━━━━━ Data listing ━━━━━

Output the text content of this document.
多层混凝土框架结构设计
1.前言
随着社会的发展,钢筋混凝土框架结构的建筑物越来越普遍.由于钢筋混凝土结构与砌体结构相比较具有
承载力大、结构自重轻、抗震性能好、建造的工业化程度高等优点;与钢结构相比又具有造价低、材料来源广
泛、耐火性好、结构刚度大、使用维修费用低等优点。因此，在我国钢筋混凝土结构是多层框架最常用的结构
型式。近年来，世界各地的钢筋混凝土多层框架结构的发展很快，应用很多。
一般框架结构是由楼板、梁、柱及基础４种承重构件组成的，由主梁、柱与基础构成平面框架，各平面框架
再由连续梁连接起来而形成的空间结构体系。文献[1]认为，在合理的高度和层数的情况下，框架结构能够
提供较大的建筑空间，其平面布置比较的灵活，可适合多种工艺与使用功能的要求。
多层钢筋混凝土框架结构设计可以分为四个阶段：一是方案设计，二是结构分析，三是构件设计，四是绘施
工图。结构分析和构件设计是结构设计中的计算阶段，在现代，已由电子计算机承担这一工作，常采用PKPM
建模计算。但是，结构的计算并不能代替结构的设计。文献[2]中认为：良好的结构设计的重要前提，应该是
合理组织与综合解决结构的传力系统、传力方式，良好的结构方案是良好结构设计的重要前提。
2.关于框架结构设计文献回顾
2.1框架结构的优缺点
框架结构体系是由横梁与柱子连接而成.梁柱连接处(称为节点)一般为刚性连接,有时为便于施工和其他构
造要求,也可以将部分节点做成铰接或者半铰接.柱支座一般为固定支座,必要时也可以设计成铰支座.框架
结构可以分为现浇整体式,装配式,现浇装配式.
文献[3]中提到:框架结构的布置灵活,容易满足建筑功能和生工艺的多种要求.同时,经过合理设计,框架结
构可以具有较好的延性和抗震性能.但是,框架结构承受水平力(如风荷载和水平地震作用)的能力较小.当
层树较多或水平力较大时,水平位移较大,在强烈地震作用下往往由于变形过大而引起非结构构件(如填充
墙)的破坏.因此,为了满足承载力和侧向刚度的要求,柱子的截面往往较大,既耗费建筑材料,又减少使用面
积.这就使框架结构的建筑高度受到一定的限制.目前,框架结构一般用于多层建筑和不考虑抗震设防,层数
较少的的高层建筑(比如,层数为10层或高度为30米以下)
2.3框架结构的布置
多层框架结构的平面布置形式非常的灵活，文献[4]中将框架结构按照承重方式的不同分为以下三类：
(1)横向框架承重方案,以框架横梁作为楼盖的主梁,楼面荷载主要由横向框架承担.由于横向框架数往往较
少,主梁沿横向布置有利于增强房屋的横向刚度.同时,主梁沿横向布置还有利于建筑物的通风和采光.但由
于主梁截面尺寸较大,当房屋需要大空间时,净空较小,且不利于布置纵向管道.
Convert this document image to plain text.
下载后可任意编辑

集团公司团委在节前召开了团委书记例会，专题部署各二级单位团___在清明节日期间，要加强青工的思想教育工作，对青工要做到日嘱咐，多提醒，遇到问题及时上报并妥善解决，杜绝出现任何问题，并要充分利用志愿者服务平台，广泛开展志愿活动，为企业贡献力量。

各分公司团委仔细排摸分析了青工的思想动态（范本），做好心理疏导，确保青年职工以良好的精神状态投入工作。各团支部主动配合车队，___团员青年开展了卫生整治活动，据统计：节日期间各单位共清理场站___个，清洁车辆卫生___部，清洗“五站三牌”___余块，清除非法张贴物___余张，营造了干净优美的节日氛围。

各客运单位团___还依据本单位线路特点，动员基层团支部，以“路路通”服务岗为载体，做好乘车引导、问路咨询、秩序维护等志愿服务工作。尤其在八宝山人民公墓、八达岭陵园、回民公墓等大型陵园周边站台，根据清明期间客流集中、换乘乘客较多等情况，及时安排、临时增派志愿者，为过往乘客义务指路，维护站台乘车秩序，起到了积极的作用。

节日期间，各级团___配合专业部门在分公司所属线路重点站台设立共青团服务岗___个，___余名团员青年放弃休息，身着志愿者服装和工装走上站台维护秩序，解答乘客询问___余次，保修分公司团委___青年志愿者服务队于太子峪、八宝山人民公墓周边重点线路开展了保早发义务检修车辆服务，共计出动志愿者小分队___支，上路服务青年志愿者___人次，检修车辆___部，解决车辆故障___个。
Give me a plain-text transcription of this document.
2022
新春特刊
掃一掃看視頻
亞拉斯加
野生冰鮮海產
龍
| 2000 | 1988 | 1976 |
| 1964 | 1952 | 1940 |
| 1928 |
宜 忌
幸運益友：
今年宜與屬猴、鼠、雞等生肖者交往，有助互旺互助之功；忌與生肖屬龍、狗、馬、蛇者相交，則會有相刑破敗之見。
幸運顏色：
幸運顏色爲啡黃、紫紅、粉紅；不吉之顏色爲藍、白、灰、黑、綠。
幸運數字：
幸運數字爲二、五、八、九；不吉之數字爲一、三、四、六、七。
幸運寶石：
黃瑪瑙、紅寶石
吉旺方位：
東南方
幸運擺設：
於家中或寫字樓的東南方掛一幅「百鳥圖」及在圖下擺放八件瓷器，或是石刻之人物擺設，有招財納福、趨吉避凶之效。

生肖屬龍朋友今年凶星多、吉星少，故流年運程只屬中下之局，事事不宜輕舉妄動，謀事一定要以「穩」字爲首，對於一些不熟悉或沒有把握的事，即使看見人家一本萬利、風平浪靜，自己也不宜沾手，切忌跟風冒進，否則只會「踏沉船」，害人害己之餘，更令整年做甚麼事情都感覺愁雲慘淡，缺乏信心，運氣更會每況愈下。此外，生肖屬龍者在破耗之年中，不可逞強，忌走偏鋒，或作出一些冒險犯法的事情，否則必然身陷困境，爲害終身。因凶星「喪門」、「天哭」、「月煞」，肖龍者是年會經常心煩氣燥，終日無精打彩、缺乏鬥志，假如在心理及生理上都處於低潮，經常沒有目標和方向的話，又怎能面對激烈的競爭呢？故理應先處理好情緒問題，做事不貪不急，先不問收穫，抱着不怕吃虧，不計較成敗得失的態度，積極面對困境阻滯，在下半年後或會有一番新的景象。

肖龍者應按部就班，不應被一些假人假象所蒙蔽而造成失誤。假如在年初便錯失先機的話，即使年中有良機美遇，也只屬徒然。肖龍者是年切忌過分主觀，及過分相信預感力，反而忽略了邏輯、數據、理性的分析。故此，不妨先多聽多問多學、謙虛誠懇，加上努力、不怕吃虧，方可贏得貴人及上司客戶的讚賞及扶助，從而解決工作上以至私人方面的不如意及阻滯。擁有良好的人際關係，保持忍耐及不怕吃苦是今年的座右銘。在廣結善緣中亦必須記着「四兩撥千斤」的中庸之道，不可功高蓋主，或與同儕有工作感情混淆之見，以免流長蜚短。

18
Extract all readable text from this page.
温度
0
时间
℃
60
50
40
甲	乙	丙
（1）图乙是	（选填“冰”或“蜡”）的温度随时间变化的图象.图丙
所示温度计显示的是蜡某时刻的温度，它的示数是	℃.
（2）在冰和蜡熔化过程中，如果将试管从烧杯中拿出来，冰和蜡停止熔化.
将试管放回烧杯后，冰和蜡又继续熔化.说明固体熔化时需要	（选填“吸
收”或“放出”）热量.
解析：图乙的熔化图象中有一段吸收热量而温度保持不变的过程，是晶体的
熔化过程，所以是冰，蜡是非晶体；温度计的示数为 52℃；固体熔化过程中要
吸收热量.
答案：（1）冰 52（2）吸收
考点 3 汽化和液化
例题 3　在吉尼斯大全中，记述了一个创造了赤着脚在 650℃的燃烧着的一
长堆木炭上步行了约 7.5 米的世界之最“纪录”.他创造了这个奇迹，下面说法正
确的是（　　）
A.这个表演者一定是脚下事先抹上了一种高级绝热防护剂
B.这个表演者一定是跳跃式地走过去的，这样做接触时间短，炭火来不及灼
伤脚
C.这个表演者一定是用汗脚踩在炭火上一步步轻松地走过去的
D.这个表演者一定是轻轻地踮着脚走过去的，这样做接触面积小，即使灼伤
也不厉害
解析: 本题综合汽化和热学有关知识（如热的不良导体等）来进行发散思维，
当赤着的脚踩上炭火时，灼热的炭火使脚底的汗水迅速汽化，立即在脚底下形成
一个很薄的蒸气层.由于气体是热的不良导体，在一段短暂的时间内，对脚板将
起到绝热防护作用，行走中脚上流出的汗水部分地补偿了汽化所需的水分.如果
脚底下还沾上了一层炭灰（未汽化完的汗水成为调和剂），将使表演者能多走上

━━━━━

> **Task directions**
Extract every line containing the string "this" from the material.

> **Solution**
Output the text content of this document.
Convert this document image to plain text.
Give me a plain-text transcription of this document.
Extract all readable text from this page.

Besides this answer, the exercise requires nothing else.